Find the word "Permits" in the listing; pull out each line holding it.

:: Data rows ::
+ + + + + + +

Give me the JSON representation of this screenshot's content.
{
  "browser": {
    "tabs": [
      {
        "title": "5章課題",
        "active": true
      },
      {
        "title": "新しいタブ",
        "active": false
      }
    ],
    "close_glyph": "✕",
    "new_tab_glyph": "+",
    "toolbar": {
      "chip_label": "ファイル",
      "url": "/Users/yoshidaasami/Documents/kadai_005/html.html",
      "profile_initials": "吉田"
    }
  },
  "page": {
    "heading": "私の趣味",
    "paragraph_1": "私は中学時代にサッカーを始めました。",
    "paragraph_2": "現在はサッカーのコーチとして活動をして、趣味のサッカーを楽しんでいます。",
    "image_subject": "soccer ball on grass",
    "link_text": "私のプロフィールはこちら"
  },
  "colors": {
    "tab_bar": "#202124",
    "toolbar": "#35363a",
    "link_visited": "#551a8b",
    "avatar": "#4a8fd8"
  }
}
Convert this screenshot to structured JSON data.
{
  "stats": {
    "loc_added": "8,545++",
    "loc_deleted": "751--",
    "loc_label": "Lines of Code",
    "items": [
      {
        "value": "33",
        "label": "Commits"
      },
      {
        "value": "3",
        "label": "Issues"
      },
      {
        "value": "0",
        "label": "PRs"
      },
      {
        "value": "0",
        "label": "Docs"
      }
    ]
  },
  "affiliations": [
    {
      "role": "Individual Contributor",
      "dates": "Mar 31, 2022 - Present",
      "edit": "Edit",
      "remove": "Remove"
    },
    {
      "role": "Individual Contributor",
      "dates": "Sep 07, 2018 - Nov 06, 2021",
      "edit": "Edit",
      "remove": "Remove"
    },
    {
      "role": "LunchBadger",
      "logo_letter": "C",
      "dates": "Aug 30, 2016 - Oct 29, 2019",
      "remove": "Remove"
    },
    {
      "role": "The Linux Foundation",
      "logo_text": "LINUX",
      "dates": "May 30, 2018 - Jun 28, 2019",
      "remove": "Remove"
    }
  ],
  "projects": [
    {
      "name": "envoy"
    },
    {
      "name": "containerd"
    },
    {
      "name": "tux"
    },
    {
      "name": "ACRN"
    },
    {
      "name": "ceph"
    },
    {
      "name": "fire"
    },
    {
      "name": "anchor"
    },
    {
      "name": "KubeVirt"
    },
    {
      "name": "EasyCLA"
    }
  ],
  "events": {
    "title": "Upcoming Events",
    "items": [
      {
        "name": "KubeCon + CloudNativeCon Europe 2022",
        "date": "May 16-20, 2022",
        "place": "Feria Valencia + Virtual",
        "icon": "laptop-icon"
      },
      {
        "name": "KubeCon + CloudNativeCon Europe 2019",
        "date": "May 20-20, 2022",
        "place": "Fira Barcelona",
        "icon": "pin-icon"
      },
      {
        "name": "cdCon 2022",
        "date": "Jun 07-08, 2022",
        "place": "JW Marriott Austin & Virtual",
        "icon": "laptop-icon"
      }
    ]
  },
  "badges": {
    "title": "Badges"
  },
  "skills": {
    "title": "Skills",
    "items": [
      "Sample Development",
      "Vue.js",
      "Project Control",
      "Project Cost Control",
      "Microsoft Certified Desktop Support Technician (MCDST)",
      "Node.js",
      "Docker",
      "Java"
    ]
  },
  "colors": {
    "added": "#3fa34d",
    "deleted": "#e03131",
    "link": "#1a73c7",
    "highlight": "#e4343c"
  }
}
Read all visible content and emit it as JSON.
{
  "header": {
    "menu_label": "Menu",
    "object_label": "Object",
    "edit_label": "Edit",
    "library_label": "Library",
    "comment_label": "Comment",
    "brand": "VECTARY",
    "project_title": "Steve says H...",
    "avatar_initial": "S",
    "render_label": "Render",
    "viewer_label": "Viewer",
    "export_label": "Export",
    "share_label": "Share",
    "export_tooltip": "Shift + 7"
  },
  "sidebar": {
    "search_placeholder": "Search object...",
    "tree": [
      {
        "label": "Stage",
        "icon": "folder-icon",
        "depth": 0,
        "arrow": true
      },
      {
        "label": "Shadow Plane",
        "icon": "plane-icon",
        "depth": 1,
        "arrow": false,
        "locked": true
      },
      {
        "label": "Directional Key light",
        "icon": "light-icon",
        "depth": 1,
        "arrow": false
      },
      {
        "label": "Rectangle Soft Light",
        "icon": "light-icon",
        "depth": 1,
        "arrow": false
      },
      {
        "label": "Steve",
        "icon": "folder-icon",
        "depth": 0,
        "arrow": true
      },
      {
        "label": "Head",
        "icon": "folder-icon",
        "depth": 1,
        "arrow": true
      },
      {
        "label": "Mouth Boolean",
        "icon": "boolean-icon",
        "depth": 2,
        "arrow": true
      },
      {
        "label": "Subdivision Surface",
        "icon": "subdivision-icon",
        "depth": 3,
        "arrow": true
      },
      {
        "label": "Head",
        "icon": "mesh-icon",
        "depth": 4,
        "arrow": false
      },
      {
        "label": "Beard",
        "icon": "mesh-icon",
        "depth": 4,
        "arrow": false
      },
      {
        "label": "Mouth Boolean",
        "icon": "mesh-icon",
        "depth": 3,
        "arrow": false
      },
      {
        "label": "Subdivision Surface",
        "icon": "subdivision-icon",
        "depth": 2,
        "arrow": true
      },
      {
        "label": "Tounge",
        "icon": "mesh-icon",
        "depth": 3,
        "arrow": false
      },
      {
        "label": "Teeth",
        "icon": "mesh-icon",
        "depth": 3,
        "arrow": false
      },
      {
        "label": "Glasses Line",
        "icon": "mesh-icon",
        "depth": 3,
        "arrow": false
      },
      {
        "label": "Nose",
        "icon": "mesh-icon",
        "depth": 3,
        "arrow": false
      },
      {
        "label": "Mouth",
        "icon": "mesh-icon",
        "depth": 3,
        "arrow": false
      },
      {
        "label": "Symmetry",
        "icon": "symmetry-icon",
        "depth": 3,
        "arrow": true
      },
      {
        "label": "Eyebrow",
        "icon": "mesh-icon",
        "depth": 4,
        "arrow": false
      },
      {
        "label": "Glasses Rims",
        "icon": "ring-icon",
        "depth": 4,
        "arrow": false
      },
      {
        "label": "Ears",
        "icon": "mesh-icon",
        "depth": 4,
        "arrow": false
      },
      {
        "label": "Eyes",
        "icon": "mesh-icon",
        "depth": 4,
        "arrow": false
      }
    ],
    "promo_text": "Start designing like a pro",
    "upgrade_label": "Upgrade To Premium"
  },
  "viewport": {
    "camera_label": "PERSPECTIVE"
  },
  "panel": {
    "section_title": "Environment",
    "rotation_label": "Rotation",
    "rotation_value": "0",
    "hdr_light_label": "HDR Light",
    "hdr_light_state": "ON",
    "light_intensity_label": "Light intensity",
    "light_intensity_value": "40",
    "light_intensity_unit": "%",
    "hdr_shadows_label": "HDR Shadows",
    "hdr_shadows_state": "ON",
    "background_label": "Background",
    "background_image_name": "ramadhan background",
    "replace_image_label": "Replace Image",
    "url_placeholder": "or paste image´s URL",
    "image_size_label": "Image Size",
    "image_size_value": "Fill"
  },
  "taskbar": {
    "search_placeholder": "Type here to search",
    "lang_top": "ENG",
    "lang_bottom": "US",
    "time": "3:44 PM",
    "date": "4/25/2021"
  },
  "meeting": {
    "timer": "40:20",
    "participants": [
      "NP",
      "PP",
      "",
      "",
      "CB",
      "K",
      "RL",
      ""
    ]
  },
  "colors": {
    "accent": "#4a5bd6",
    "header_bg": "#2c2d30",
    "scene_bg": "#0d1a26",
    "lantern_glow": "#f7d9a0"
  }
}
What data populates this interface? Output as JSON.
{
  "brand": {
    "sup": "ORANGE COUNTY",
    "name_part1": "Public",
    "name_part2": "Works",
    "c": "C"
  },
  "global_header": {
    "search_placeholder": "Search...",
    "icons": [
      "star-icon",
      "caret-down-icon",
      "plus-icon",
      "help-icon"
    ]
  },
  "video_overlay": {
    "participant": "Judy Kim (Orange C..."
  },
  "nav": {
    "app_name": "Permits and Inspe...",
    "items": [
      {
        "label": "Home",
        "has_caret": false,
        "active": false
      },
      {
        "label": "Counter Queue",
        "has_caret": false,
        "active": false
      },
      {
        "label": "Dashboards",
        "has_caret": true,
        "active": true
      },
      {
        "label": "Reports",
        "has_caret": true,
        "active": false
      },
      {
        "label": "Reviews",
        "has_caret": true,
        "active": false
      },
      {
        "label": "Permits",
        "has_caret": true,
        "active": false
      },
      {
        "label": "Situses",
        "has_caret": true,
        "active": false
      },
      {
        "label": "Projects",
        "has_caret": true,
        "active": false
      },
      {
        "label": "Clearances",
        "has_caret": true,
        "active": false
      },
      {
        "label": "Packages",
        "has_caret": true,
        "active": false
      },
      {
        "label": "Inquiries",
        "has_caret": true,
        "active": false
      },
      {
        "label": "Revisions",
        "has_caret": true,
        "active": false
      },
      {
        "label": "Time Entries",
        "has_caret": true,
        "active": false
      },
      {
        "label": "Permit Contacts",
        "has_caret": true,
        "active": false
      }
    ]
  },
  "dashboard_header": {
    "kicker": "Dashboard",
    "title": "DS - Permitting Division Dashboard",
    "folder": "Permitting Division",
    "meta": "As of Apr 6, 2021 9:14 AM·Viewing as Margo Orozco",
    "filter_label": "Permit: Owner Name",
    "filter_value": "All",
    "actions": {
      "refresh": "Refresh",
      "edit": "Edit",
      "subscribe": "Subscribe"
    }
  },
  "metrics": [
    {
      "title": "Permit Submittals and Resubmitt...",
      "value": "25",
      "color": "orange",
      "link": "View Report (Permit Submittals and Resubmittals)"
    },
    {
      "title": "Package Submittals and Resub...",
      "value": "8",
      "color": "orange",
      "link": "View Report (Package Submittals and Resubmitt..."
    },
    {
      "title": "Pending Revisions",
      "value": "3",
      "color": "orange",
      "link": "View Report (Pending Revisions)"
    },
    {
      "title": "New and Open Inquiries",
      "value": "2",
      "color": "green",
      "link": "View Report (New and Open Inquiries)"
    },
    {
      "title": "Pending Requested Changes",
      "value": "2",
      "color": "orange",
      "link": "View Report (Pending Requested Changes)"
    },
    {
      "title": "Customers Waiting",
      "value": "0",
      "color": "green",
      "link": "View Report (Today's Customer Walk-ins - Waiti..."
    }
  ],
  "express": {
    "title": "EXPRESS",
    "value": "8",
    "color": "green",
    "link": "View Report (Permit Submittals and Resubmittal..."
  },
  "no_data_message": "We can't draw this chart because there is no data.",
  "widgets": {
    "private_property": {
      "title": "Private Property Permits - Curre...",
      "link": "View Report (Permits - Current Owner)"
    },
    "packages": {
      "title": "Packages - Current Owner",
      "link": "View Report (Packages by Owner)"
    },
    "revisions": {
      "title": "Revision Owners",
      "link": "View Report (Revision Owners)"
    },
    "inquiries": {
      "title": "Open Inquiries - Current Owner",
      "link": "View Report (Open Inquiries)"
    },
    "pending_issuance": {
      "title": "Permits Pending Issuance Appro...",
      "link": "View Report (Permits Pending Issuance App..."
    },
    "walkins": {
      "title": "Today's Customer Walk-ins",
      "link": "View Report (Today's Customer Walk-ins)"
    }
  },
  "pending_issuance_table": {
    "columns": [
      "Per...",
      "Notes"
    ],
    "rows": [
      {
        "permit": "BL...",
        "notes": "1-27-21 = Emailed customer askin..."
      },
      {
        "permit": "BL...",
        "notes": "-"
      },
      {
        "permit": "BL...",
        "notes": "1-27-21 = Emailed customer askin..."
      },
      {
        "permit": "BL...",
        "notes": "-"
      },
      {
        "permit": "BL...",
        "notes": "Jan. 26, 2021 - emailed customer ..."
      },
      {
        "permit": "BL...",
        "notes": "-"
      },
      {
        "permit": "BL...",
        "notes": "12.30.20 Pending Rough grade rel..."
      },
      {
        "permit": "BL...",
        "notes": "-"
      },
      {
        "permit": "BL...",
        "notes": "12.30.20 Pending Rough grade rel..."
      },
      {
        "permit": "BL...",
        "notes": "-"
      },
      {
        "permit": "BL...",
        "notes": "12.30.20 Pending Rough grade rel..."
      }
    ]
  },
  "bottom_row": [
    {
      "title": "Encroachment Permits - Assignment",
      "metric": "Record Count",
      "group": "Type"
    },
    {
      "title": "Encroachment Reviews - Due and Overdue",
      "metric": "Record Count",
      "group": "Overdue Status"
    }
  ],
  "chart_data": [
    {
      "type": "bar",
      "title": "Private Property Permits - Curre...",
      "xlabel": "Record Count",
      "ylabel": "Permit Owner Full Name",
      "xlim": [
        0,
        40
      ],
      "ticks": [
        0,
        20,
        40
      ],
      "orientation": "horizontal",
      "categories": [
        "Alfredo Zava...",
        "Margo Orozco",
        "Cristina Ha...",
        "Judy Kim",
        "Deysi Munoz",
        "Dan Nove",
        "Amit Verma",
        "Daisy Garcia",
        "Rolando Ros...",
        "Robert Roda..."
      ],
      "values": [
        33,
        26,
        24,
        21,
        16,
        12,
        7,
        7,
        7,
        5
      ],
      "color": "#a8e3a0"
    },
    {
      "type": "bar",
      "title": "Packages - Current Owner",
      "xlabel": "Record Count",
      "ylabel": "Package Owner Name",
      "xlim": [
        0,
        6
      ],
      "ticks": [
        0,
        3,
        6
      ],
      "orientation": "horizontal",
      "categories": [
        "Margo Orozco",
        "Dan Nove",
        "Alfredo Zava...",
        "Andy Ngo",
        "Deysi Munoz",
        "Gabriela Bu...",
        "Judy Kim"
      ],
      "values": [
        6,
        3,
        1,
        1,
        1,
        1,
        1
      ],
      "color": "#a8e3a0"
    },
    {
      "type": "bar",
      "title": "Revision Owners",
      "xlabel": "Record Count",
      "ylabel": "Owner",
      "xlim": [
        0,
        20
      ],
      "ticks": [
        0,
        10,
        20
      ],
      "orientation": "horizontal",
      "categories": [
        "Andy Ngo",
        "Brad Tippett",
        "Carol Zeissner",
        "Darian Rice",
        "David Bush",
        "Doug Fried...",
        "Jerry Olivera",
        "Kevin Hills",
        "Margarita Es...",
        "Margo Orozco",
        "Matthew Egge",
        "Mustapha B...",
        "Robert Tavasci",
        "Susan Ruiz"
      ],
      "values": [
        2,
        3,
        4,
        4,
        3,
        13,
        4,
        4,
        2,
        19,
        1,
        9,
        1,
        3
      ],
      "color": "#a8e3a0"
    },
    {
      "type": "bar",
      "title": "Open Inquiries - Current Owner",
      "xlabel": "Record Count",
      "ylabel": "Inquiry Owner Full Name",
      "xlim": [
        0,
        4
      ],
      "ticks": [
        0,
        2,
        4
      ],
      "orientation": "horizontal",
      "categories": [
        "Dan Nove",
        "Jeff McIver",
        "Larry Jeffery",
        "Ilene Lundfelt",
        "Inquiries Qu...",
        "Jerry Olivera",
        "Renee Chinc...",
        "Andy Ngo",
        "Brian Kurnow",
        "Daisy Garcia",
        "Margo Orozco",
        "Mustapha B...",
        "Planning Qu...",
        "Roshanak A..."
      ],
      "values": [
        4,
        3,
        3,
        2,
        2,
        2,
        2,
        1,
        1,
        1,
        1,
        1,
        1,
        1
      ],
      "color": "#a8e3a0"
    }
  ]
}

+ + + + + + +

:: Solution to the problem ::
    "app_name": "Permits and Inspe...",
        "label": "Permits",
      "title": "Private Property Permits - Curre...",
      "link": "View Report (Permits - Current Owner)"
      "title": "Permits Pending Issuance Appro...",
      "link": "View Report (Permits Pending Issuance App..."
      "title": "Encroachment Permits - Assignment",
      "title": "Private Property Permits - Curre...",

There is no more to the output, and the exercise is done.